(Dataset items)

★ ★ ★

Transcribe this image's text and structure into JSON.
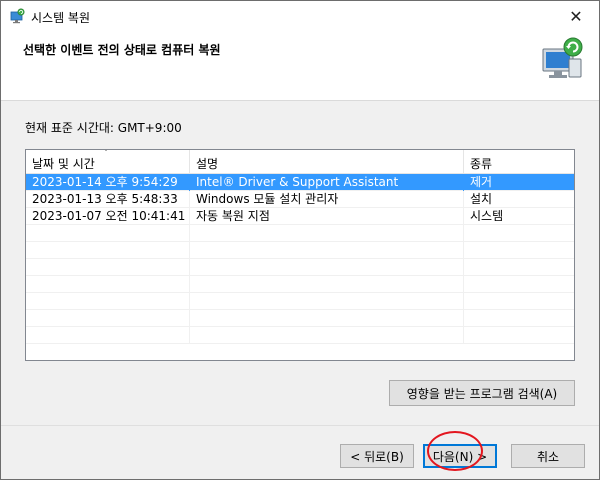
{
  "window": {
    "title": "시스템 복원",
    "close_glyph": "✕"
  },
  "header": {
    "title": "선택한 이벤트 전의 상태로 컴퓨터 복원"
  },
  "timezone_label": "현재 표준 시간대: GMT+9:00",
  "table": {
    "columns": [
      "날짜 및 시간",
      "설명",
      "종류"
    ],
    "sort_indicator": "ˇ",
    "rows": [
      {
        "datetime": "2023-01-14 오후 9:54:29",
        "description": "Intel® Driver & Support Assistant",
        "type": "제거",
        "selected": true
      },
      {
        "datetime": "2023-01-13 오후 5:48:33",
        "description": "Windows 모듈 설치 관리자",
        "type": "설치",
        "selected": false
      },
      {
        "datetime": "2023-01-07 오전 10:41:41",
        "description": "자동 복원 지점",
        "type": "시스템",
        "selected": false
      }
    ]
  },
  "buttons": {
    "affected_programs": "영향을 받는 프로그램 검색(A)",
    "back": "< 뒤로(B)",
    "next": "다음(N) >",
    "cancel": "취소"
  },
  "colors": {
    "selection": "#3399ff",
    "annotation": "#e3161f",
    "focus_border": "#0078d7"
  },
  "icons": {
    "title": "system-restore-icon",
    "header": "system-restore-computer-icon",
    "close": "close-icon"
  }
}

★ ★ ★

- **Exercise objective**:
Copy each line of the records that contains the word "datetime".

- **Task solution**:
        "datetime": "2023-01-14 오후 9:54:29",
        "datetime": "2023-01-13 오후 5:48:33",
        "datetime": "2023-01-07 오전 10:41:41",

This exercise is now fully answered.